- _TASK REQUIREMENTS_
Each record below should be repeated precisely as written.

- _DATA FOR THE TASK_
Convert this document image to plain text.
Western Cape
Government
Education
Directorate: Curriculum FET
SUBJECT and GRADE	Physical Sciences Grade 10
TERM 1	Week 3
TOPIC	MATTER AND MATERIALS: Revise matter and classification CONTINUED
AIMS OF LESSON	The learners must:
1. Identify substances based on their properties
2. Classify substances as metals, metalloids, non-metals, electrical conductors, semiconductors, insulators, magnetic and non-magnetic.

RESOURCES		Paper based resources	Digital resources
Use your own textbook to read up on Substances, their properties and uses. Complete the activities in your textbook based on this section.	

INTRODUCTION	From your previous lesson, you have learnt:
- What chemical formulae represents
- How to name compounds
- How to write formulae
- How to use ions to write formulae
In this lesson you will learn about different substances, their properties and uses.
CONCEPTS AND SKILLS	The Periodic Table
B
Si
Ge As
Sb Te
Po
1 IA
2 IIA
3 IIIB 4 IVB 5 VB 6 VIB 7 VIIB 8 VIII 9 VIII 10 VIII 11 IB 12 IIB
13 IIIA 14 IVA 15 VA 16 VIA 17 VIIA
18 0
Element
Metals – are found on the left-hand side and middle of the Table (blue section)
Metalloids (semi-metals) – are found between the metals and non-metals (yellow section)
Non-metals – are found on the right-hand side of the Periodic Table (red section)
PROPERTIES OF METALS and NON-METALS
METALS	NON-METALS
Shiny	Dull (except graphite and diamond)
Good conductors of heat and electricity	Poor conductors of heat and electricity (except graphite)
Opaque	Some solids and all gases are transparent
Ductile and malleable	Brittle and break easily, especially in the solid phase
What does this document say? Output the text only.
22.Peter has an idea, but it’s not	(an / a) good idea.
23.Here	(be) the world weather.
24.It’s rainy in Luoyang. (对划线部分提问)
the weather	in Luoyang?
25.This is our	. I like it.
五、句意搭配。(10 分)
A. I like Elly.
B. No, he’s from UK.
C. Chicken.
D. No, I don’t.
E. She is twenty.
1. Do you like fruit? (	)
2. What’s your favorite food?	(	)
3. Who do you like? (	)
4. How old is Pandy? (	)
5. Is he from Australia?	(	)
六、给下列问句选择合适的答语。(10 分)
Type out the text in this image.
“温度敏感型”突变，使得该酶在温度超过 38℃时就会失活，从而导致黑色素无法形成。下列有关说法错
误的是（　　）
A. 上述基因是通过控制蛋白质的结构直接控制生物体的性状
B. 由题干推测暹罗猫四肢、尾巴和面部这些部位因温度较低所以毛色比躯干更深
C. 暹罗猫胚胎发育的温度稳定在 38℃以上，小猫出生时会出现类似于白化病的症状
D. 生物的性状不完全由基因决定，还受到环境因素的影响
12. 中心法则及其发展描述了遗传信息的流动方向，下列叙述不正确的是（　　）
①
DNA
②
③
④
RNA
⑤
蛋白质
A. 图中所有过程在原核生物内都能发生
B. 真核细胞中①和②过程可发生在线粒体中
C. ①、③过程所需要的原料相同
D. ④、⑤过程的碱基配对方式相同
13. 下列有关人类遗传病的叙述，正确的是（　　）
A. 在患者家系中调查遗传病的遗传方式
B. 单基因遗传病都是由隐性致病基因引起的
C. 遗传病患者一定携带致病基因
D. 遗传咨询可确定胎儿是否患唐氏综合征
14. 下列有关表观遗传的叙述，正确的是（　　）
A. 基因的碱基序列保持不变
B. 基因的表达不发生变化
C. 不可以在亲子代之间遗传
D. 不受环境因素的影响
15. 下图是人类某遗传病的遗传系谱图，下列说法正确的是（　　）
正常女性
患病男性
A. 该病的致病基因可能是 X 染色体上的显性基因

- _THE RESULT_
Convert this document image to plain text.
Western Cape
Government
Education
Directorate: Curriculum FET
SUBJECT and GRADE	Physical Sciences Grade 10
TERM 1	Week 3
TOPIC	MATTER AND MATERIALS: Revise matter and classification CONTINUED
AIMS OF LESSON	The learners must:
1. Identify substances based on their properties
2. Classify substances as metals, metalloids, non-metals, electrical conductors, semiconductors, insulators, magnetic and non-magnetic.

RESOURCES		Paper based resources	Digital resources
Use your own textbook to read up on Substances, their properties and uses. Complete the activities in your textbook based on this section.	

INTRODUCTION	From your previous lesson, you have learnt:
- What chemical formulae represents
- How to name compounds
- How to write formulae
- How to use ions to write formulae
In this lesson you will learn about different substances, their properties and uses.
CONCEPTS AND SKILLS	The Periodic Table
B
Si
Ge As
Sb Te
Po
1 IA
2 IIA
3 IIIB 4 IVB 5 VB 6 VIB 7 VIIB 8 VIII 9 VIII 10 VIII 11 IB 12 IIB
13 IIIA 14 IVA 15 VA 16 VIA 17 VIIA
18 0
Element
Metals – are found on the left-hand side and middle of the Table (blue section)
Metalloids (semi-metals) – are found between the metals and non-metals (yellow section)
Non-metals – are found on the right-hand side of the Periodic Table (red section)
PROPERTIES OF METALS and NON-METALS
METALS	NON-METALS
Shiny	Dull (except graphite and diamond)
Good conductors of heat and electricity	Poor conductors of heat and electricity (except graphite)
Opaque	Some solids and all gases are transparent
Ductile and malleable	Brittle and break easily, especially in the solid phase
What does this document say? Output the text only.
22.Peter has an idea, but it’s not	(an / a) good idea.
23.Here	(be) the world weather.
24.It’s rainy in Luoyang. (对划线部分提问)
the weather	in Luoyang?
25.This is our	. I like it.
五、句意搭配。(10 分)
A. I like Elly.
B. No, he’s from UK.
C. Chicken.
D. No, I don’t.
E. She is twenty.
1. Do you like fruit? (	)
2. What’s your favorite food?	(	)
3. Who do you like? (	)
4. How old is Pandy? (	)
5. Is he from Australia?	(	)
六、给下列问句选择合适的答语。(10 分)
Type out the text in this image.
“温度敏感型”突变，使得该酶在温度超过 38℃时就会失活，从而导致黑色素无法形成。下列有关说法错
误的是（　　）
A. 上述基因是通过控制蛋白质的结构直接控制生物体的性状
B. 由题干推测暹罗猫四肢、尾巴和面部这些部位因温度较低所以毛色比躯干更深
C. 暹罗猫胚胎发育的温度稳定在 38℃以上，小猫出生时会出现类似于白化病的症状
D. 生物的性状不完全由基因决定，还受到环境因素的影响
12. 中心法则及其发展描述了遗传信息的流动方向，下列叙述不正确的是（　　）
①
DNA
②
③
④
RNA
⑤
蛋白质
A. 图中所有过程在原核生物内都能发生
B. 真核细胞中①和②过程可发生在线粒体中
C. ①、③过程所需要的原料相同
D. ④、⑤过程的碱基配对方式相同
13. 下列有关人类遗传病的叙述，正确的是（　　）
A. 在患者家系中调查遗传病的遗传方式
B. 单基因遗传病都是由隐性致病基因引起的
C. 遗传病患者一定携带致病基因
D. 遗传咨询可确定胎儿是否患唐氏综合征
14. 下列有关表观遗传的叙述，正确的是（　　）
A. 基因的碱基序列保持不变
B. 基因的表达不发生变化
C. 不可以在亲子代之间遗传
D. 不受环境因素的影响
15. 下图是人类某遗传病的遗传系谱图，下列说法正确的是（　　）
正常女性
患病男性
A. 该病的致病基因可能是 X 染色体上的显性基因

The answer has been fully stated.